● **Given task**: Give everything from the start of the entries down through the line containing "138, 525, 237]" as a JSON list of strings, one string per line, with blank lines left out.

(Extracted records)
** start **
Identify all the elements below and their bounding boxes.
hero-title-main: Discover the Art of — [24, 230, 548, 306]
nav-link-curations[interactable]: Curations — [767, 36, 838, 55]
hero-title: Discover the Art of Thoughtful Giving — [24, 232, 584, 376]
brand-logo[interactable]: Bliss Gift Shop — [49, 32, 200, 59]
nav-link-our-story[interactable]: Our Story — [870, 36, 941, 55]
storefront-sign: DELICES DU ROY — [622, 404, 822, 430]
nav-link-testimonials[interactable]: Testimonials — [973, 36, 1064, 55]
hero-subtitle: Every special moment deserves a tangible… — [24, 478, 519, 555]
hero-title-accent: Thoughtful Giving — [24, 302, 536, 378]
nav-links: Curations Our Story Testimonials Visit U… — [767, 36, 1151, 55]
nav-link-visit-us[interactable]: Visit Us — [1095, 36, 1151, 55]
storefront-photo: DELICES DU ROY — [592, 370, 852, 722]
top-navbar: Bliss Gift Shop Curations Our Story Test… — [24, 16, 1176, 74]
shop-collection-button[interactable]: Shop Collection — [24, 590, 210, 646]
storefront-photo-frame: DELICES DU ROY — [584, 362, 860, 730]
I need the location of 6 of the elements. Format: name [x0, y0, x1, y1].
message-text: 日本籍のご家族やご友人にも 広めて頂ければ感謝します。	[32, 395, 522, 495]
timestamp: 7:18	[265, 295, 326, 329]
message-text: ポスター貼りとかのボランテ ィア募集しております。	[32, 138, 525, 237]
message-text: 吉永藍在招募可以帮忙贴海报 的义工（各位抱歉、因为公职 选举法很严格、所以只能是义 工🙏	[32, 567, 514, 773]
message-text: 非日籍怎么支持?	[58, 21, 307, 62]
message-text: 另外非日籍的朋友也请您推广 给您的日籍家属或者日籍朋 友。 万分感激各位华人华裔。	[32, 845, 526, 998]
** end **
● **Exercise output**:
[
  "Identify all the elements below and their bounding boxes.",
  "hero-title-main: Discover the Art of — [24, 230, 548, 306]",
  "nav-link-curations[interactable]: Curations — [767, 36, 838, 55]",
  "hero-title: Discover the Art of Thoughtful Giving — [24, 232, 584, 376]",
  "brand-logo[interactable]: Bliss Gift Shop — [49, 32, 200, 59]",
  "nav-link-our-story[interactable]: Our Story — [870, 36, 941, 55]",
  "storefront-sign: DELICES DU ROY — [622, 404, 822, 430]",
  "nav-link-testimonials[interactable]: Testimonials — [973, 36, 1064, 55]",
  "hero-subtitle: Every special moment deserves a tangible… — [24, 478, 519, 555]",
  "hero-title-accent: Thoughtful Giving — [24, 302, 536, 378]",
  "nav-links: Curations Our Story Testimonials Visit U… — [767, 36, 1151, 55]",
  "nav-link-visit-us[interactable]: Visit Us — [1095, 36, 1151, 55]",
  "storefront-photo: DELICES DU ROY — [592, 370, 852, 722]",
  "top-navbar: Bliss Gift Shop Curations Our Story Test… — [24, 16, 1176, 74]",
  "shop-collection-button[interactable]: Shop Collection — [24, 590, 210, 646]",
  "storefront-photo-frame: DELICES DU ROY — [584, 362, 860, 730]",
  "I need the location of 6 of the elements. Format: name [x0, y0, x1, y1].",
  "message-text: 日本籍のご家族やご友人にも 広めて頂ければ感謝します。\t[32, 395, 522, 495]",
  "timestamp: 7:18\t[265, 295, 326, 329]",
  "message-text: ポスター貼りとかのボランテ ィア募集しております。\t[32, 138, 525, 237]"
]